--- TASK STATEMENT ---
Reproduce the records verbatim, from the first line through the line containing "matrix-cell: a: [235, 284, 243, 299]", including both.

--- EXERCISE DATA ---
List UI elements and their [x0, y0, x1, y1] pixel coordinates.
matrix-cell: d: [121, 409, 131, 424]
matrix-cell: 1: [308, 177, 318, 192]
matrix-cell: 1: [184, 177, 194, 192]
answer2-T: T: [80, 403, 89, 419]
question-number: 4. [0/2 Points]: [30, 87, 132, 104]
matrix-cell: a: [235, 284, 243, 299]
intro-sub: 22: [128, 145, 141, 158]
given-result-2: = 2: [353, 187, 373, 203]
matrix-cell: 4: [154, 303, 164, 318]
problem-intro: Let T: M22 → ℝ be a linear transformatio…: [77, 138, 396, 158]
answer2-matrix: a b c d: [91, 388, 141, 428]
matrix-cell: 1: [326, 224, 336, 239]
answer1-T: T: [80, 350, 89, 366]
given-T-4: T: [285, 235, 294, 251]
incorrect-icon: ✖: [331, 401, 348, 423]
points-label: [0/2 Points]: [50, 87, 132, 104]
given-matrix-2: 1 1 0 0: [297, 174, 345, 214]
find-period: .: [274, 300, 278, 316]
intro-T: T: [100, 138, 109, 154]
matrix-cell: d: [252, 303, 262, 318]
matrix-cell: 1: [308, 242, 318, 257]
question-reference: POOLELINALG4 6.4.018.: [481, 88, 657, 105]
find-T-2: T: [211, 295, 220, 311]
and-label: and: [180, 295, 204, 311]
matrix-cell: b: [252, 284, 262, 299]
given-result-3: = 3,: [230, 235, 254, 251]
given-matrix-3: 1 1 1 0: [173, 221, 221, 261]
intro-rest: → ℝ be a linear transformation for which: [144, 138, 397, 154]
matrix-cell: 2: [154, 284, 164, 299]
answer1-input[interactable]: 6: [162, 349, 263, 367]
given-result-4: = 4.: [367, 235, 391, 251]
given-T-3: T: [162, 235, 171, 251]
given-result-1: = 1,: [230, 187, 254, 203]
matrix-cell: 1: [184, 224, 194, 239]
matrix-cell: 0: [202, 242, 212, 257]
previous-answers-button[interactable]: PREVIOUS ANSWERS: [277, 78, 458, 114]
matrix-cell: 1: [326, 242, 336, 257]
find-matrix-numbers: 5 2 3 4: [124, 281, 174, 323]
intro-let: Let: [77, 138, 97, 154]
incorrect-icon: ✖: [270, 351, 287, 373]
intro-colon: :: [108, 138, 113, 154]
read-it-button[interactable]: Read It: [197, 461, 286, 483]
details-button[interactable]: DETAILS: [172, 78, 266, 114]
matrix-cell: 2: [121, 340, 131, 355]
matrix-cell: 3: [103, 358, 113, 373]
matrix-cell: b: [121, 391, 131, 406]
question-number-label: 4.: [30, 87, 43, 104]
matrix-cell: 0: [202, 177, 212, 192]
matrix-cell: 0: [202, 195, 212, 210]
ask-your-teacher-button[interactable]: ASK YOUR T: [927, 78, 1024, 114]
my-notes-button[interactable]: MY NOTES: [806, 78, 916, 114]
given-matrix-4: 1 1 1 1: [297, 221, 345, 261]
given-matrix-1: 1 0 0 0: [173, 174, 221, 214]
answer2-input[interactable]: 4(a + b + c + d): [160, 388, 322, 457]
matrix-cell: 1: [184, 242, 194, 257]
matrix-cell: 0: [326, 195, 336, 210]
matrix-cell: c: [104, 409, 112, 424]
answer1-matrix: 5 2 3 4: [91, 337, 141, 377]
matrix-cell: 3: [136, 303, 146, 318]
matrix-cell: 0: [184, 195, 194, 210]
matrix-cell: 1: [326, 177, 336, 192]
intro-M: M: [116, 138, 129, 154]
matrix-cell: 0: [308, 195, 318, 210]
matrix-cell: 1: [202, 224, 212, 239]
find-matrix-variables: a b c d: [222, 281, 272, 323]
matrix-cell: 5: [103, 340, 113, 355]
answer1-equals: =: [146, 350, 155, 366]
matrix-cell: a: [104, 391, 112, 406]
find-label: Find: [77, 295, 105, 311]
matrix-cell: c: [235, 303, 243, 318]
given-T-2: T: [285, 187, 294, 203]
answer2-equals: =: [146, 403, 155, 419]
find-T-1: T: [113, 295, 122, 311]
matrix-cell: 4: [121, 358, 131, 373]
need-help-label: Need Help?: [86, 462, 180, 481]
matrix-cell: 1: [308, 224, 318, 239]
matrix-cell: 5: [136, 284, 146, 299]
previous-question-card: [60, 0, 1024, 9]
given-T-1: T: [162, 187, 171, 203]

--- SOLVED EXERCISE ---
List UI elements and their [x0, y0, x1, y1] pixel coordinates.
matrix-cell: d: [121, 409, 131, 424]
matrix-cell: 1: [308, 177, 318, 192]
matrix-cell: 1: [184, 177, 194, 192]
answer2-T: T: [80, 403, 89, 419]
question-number: 4. [0/2 Points]: [30, 87, 132, 104]
matrix-cell: a: [235, 284, 243, 299]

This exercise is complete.